# WORKING DATA
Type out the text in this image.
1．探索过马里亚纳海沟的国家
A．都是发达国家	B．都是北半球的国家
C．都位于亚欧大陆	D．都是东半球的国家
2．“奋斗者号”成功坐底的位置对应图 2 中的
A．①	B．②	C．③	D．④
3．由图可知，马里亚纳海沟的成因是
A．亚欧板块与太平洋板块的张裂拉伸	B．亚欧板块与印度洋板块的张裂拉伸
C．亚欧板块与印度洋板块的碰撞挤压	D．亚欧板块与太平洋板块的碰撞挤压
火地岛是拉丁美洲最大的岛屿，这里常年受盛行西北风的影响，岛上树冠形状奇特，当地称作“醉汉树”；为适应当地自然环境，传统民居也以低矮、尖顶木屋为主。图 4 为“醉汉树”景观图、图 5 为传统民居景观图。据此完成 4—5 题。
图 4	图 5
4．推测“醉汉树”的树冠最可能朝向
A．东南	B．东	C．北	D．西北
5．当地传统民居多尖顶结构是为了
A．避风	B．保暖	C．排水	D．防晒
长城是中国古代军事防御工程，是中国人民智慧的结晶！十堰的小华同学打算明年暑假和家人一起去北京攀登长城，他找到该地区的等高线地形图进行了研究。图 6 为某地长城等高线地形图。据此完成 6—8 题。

# WHAT NEEDS TO BE DONE
Copy all lines in the listing above where the string "据此完成" appears.

# WRITTEN REPLY
火地岛是拉丁美洲最大的岛屿，这里常年受盛行西北风的影响，岛上树冠形状奇特，当地称作“醉汉树”；为适应当地自然环境，传统民居也以低矮、尖顶木屋为主。图 4 为“醉汉树”景观图、图 5 为传统民居景观图。据此完成 4—5 题。
长城是中国古代军事防御工程，是中国人民智慧的结晶！十堰的小华同学打算明年暑假和家人一起去北京攀登长城，他找到该地区的等高线地形图进行了研究。图 6 为某地长城等高线地形图。据此完成 6—8 题。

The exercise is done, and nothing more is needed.